» **Problem statement**: Report all lines from the entries below in which "xlabel" appears.

» **Listing**:

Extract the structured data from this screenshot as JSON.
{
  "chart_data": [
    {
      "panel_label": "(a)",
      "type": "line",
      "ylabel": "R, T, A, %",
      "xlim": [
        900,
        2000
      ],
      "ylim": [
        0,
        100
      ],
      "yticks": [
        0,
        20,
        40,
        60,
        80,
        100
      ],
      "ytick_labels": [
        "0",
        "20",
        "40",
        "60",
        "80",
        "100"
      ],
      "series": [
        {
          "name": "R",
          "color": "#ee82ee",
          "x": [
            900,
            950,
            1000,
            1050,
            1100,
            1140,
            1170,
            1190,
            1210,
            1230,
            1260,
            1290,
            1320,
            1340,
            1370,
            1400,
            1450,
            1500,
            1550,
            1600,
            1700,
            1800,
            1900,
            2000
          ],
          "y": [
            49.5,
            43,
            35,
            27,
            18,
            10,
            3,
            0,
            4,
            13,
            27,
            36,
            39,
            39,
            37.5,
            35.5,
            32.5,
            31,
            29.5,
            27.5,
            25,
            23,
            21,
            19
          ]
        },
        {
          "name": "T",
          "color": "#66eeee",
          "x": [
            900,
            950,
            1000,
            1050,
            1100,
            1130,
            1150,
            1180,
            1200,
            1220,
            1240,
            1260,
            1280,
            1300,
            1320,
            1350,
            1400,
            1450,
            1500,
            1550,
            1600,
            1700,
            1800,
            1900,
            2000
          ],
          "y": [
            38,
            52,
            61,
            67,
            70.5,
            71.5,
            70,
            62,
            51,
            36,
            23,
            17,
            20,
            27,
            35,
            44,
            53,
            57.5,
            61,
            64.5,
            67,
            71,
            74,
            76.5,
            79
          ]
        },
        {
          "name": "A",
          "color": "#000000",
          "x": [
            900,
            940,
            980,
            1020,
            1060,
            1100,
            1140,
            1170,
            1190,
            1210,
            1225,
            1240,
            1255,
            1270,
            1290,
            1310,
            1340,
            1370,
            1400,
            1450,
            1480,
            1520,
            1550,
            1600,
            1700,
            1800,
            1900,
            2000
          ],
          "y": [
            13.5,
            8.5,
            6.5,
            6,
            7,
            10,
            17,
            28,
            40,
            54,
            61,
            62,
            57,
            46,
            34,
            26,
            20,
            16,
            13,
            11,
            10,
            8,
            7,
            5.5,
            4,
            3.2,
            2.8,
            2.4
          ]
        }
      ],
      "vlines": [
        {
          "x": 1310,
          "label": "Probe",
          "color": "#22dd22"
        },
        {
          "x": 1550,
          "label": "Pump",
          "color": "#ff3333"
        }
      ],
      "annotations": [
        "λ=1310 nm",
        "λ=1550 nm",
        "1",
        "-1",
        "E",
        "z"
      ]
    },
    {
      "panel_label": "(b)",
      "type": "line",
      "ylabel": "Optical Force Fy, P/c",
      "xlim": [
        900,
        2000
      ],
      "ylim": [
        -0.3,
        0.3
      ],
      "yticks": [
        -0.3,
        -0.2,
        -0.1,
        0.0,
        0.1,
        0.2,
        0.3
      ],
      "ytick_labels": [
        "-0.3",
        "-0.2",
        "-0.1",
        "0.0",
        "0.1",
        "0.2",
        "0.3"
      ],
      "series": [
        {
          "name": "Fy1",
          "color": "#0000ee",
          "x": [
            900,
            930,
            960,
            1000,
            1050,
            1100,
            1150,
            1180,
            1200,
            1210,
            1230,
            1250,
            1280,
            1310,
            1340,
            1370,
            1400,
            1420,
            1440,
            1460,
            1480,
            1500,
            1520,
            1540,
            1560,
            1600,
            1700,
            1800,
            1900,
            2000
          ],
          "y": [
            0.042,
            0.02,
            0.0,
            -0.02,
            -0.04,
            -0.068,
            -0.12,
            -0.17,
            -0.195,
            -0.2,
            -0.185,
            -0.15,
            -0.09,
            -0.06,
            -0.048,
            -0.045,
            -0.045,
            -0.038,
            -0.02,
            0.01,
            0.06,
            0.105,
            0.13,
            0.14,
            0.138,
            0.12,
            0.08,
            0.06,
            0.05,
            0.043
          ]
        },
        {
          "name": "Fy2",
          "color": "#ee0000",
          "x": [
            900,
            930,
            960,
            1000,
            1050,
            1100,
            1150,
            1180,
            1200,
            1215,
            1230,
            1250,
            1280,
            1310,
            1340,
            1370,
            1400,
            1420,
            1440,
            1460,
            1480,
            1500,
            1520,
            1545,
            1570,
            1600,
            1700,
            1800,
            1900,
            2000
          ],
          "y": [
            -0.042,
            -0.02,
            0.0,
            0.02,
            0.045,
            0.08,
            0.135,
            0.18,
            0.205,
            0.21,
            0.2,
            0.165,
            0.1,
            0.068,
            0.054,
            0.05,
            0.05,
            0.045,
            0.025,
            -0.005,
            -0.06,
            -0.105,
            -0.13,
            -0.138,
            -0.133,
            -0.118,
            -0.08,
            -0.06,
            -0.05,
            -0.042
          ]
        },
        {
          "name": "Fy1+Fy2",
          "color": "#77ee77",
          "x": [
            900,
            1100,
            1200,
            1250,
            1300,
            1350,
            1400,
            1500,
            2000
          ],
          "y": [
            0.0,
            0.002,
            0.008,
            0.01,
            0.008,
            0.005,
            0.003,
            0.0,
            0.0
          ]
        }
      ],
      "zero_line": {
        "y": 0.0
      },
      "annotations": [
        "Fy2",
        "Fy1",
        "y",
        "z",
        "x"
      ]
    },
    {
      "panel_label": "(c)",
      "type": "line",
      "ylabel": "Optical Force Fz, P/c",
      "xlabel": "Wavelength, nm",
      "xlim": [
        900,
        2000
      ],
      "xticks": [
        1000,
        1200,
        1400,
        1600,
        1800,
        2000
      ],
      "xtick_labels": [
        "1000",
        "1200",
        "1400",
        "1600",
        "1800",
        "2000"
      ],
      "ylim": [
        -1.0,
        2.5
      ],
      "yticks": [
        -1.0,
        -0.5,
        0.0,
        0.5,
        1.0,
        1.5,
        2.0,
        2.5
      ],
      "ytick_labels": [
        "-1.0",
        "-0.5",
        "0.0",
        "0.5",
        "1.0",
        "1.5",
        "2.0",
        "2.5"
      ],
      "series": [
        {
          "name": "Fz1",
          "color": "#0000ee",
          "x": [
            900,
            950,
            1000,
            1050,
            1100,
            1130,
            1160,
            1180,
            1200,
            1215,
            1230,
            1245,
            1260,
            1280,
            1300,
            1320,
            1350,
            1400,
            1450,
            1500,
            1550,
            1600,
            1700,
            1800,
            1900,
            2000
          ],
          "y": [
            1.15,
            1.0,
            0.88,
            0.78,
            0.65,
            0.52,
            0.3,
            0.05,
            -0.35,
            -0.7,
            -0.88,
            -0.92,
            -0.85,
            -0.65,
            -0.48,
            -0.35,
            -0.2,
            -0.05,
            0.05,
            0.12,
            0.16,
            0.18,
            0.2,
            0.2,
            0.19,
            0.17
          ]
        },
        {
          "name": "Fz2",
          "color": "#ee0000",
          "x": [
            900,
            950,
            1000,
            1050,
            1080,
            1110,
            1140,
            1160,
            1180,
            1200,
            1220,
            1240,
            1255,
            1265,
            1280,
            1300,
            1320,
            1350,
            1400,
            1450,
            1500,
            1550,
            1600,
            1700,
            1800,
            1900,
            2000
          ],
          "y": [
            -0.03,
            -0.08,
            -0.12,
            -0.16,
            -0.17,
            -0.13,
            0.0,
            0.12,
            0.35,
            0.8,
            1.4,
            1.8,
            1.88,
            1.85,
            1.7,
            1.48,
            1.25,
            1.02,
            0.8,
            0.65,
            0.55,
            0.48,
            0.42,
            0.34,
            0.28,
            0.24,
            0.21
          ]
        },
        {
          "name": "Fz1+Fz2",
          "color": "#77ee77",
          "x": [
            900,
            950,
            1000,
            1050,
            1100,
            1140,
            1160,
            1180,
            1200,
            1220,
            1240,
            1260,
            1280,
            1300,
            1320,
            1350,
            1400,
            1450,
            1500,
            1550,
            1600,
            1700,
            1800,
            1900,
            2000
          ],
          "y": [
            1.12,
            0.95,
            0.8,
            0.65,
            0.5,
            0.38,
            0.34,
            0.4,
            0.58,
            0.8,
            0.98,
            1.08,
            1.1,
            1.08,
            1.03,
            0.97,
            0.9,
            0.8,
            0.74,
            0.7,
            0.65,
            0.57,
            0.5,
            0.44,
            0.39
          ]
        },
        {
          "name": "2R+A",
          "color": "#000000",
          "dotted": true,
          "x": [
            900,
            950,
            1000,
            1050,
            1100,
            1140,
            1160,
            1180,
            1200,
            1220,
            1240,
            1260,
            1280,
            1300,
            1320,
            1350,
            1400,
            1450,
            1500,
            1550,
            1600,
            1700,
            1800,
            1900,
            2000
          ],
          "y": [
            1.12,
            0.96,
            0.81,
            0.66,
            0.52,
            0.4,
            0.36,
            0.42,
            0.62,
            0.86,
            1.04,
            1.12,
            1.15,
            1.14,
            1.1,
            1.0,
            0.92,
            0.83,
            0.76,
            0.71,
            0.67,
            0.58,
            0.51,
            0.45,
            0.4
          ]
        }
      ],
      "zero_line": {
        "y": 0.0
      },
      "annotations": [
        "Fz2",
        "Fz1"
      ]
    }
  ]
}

==

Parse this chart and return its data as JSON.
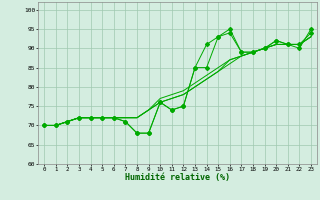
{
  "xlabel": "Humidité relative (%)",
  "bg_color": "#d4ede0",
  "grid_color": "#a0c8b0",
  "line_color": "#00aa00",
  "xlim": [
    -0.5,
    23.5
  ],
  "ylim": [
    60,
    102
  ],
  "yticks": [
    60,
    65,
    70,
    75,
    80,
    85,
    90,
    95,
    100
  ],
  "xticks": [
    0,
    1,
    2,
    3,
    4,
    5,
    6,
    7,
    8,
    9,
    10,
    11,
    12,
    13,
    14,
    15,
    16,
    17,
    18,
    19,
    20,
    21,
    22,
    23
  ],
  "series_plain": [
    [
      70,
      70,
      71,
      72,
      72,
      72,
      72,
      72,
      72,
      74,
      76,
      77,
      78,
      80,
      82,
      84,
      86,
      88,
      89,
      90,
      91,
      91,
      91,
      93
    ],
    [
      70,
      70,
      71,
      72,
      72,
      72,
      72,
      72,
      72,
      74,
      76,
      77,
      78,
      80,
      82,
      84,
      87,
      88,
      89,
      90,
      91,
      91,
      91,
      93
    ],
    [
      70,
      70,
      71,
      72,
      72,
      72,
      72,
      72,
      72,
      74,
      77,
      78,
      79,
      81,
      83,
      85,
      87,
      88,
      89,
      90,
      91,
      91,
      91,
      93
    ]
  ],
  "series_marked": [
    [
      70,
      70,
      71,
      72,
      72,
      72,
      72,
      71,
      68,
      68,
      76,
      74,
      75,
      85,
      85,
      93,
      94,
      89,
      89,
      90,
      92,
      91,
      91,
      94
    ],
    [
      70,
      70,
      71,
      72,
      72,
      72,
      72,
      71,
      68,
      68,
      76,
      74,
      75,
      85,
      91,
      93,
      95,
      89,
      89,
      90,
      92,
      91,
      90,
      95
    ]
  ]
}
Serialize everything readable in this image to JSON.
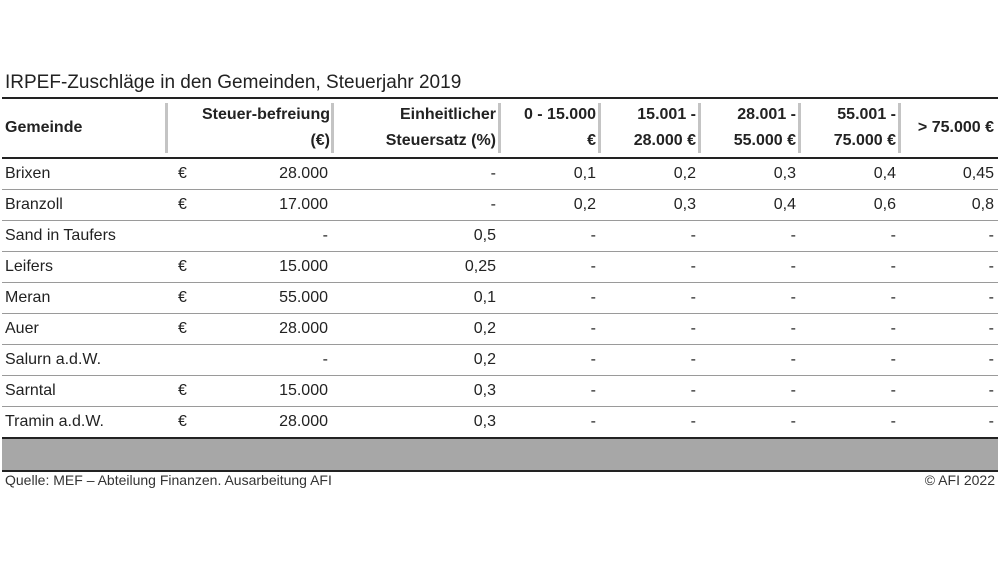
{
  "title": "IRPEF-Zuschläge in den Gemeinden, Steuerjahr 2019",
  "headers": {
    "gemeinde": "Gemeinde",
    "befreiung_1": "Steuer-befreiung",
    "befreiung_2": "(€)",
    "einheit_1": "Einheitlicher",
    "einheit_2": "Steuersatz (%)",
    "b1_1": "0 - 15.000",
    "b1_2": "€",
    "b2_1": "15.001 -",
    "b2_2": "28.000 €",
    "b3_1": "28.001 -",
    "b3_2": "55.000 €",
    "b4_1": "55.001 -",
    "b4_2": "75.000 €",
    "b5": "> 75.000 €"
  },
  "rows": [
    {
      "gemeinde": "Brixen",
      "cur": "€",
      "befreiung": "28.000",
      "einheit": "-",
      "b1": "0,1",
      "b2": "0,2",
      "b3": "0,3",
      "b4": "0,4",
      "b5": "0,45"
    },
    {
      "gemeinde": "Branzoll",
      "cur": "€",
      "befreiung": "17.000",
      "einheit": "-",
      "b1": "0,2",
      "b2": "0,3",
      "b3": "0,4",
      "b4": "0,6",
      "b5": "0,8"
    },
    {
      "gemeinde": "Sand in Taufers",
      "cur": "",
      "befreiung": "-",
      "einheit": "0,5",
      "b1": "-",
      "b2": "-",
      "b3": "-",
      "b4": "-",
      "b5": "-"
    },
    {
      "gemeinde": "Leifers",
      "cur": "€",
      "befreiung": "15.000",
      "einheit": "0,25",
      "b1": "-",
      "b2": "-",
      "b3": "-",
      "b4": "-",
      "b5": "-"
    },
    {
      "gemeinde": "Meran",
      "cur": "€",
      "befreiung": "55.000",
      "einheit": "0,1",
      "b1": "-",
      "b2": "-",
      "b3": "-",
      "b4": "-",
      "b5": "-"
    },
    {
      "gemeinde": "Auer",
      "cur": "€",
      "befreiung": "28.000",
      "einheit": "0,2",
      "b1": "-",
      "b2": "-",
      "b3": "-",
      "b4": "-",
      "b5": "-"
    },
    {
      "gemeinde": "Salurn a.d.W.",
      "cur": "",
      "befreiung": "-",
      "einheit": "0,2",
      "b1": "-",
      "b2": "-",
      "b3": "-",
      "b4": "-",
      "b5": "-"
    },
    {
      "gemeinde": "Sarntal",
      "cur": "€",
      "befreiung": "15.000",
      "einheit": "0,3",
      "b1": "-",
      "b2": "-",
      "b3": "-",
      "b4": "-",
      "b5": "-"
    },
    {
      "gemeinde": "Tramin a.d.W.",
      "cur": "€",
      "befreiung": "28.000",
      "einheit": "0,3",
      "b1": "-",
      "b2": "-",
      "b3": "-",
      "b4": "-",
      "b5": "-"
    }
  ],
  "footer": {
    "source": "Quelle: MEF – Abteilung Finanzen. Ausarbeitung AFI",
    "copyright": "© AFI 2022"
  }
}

» **Complete response**:
      "xlabel": "Wavelength, nm",
  "xlabel": "Humidité relative (%)",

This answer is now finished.